(Data excerpts)

+===+

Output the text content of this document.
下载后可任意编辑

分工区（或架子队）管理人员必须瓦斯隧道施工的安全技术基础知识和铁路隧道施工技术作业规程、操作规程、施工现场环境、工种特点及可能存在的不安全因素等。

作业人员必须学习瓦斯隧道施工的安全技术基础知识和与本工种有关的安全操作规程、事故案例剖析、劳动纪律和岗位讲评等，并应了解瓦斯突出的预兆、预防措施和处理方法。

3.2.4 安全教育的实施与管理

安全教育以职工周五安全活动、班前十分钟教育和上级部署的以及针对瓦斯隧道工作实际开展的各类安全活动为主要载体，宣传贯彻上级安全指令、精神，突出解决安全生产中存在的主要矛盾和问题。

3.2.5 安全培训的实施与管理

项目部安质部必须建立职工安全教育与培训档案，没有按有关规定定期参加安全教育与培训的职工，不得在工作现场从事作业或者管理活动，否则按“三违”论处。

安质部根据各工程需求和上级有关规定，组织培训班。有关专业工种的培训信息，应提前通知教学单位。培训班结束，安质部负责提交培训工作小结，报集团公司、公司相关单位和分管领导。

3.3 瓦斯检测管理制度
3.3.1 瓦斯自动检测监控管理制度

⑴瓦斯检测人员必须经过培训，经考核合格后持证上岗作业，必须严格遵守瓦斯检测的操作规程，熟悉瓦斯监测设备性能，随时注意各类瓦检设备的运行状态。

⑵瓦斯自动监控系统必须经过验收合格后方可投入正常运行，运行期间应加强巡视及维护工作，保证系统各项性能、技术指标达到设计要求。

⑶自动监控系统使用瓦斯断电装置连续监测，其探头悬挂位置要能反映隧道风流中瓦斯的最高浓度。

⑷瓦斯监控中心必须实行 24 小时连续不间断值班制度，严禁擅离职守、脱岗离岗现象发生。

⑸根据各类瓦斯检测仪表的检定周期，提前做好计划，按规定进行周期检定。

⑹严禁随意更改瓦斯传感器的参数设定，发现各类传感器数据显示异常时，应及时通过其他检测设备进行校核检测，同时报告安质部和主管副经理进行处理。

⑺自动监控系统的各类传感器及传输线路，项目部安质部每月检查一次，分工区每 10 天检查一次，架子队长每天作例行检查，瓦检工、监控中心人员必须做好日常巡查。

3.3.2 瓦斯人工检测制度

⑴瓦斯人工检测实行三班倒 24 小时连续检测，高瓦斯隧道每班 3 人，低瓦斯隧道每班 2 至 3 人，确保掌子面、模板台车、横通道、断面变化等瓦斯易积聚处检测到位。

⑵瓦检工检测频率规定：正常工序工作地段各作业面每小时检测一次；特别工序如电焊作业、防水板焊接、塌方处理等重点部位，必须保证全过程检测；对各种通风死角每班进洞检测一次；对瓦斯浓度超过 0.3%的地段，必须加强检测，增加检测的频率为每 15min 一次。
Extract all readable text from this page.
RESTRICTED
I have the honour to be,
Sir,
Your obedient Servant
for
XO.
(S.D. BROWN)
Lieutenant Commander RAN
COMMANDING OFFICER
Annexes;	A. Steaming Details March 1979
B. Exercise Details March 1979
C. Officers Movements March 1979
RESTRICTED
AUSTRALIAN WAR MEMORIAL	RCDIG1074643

+===+

State how many lines of the data include the word "text", with nothing else.

2